> _Data entries_:
[Start]

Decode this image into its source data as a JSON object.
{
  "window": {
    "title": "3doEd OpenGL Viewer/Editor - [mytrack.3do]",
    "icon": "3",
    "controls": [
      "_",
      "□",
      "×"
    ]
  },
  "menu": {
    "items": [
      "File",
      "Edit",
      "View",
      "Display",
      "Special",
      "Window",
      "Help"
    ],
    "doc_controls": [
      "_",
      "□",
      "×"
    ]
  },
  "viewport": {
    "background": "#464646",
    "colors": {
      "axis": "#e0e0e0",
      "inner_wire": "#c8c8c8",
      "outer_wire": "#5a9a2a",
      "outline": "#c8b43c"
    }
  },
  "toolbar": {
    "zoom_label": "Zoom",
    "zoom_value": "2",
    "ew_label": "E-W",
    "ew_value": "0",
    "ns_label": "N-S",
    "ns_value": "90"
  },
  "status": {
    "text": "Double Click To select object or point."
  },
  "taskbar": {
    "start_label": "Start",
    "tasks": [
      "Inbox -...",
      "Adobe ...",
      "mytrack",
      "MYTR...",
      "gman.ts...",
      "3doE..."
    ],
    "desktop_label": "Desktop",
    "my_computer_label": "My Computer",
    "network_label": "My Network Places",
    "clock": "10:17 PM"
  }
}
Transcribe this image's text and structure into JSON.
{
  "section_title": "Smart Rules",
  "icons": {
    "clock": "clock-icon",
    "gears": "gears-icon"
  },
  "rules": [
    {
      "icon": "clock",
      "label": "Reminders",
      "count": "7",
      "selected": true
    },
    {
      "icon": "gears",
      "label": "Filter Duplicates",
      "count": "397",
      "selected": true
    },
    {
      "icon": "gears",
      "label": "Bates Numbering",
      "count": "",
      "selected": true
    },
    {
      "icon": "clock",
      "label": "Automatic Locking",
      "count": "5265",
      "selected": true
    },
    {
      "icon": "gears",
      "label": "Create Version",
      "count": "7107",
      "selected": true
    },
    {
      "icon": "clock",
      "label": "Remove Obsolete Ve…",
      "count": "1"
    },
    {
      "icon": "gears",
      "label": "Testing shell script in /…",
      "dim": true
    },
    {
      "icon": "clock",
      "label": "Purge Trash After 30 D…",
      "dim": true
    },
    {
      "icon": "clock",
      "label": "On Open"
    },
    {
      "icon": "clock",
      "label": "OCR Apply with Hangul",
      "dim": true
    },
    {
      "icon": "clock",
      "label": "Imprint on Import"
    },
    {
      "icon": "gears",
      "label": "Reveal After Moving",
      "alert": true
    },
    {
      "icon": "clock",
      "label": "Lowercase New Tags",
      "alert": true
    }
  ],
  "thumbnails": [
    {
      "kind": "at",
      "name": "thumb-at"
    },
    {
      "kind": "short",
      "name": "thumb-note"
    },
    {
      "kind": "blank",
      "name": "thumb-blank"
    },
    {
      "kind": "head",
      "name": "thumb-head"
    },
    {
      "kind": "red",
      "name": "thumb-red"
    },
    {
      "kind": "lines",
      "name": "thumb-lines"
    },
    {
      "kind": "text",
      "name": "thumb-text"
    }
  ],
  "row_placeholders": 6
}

[End]

> _STATED TASK_: Every entry should be printed again exactly as written.

> _SOLUTION TO THIS TASK_:
Decode this image into its source data as a JSON object.
{
  "window": {
    "title": "3doEd OpenGL Viewer/Editor - [mytrack.3do]",
    "icon": "3",
    "controls": [
      "_",
      "□",
      "×"
    ]
  },
  "menu": {
    "items": [
      "File",
      "Edit",
      "View",
      "Display",
      "Special",
      "Window",
      "Help"
    ],
    "doc_controls": [
      "_",
      "□",
      "×"
    ]
  },
  "viewport": {
    "background": "#464646",
    "colors": {
      "axis": "#e0e0e0",
      "inner_wire": "#c8c8c8",
      "outer_wire": "#5a9a2a",
      "outline": "#c8b43c"
    }
  },
  "toolbar": {
    "zoom_label": "Zoom",
    "zoom_value": "2",
    "ew_label": "E-W",
    "ew_value": "0",
    "ns_label": "N-S",
    "ns_value": "90"
  },
  "status": {
    "text": "Double Click To select object or point."
  },
  "taskbar": {
    "start_label": "Start",
    "tasks": [
      "Inbox -...",
      "Adobe ...",
      "mytrack",
      "MYTR...",
      "gman.ts...",
      "3doE..."
    ],
    "desktop_label": "Desktop",
    "my_computer_label": "My Computer",
    "network_label": "My Network Places",
    "clock": "10:17 PM"
  }
}
Transcribe this image's text and structure into JSON.
{
  "section_title": "Smart Rules",
  "icons": {
    "clock": "clock-icon",
    "gears": "gears-icon"
  },
  "rules": [
    {
      "icon": "clock",
      "label": "Reminders",
      "count": "7",
      "selected": true
    },
    {
      "icon": "gears",
      "label": "Filter Duplicates",
      "count": "397",
      "selected": true
    },
    {
      "icon": "gears",
      "label": "Bates Numbering",
      "count": "",
      "selected": true
    },
    {
      "icon": "clock",
      "label": "Automatic Locking",
      "count": "5265",
      "selected": true
    },
    {
      "icon": "gears",
      "label": "Create Version",
      "count": "7107",
      "selected": true
    },
    {
      "icon": "clock",
      "label": "Remove Obsolete Ve…",
      "count": "1"
    },
    {
      "icon": "gears",
      "label": "Testing shell script in /…",
      "dim": true
    },
    {
      "icon": "clock",
      "label": "Purge Trash After 30 D…",
      "dim": true
    },
    {
      "icon": "clock",
      "label": "On Open"
    },
    {
      "icon": "clock",
      "label": "OCR Apply with Hangul",
      "dim": true
    },
    {
      "icon": "clock",
      "label": "Imprint on Import"
    },
    {
      "icon": "gears",
      "label": "Reveal After Moving",
      "alert": true
    },
    {
      "icon": "clock",
      "label": "Lowercase New Tags",
      "alert": true
    }
  ],
  "thumbnails": [
    {
      "kind": "at",
      "name": "thumb-at"
    },
    {
      "kind": "short",
      "name": "thumb-note"
    },
    {
      "kind": "blank",
      "name": "thumb-blank"
    },
    {
      "kind": "head",
      "name": "thumb-head"
    },
    {
      "kind": "red",
      "name": "thumb-red"
    },
    {
      "kind": "lines",
      "name": "thumb-lines"
    },
    {
      "kind": "text",
      "name": "thumb-text"
    }
  ],
  "row_placeholders": 6
}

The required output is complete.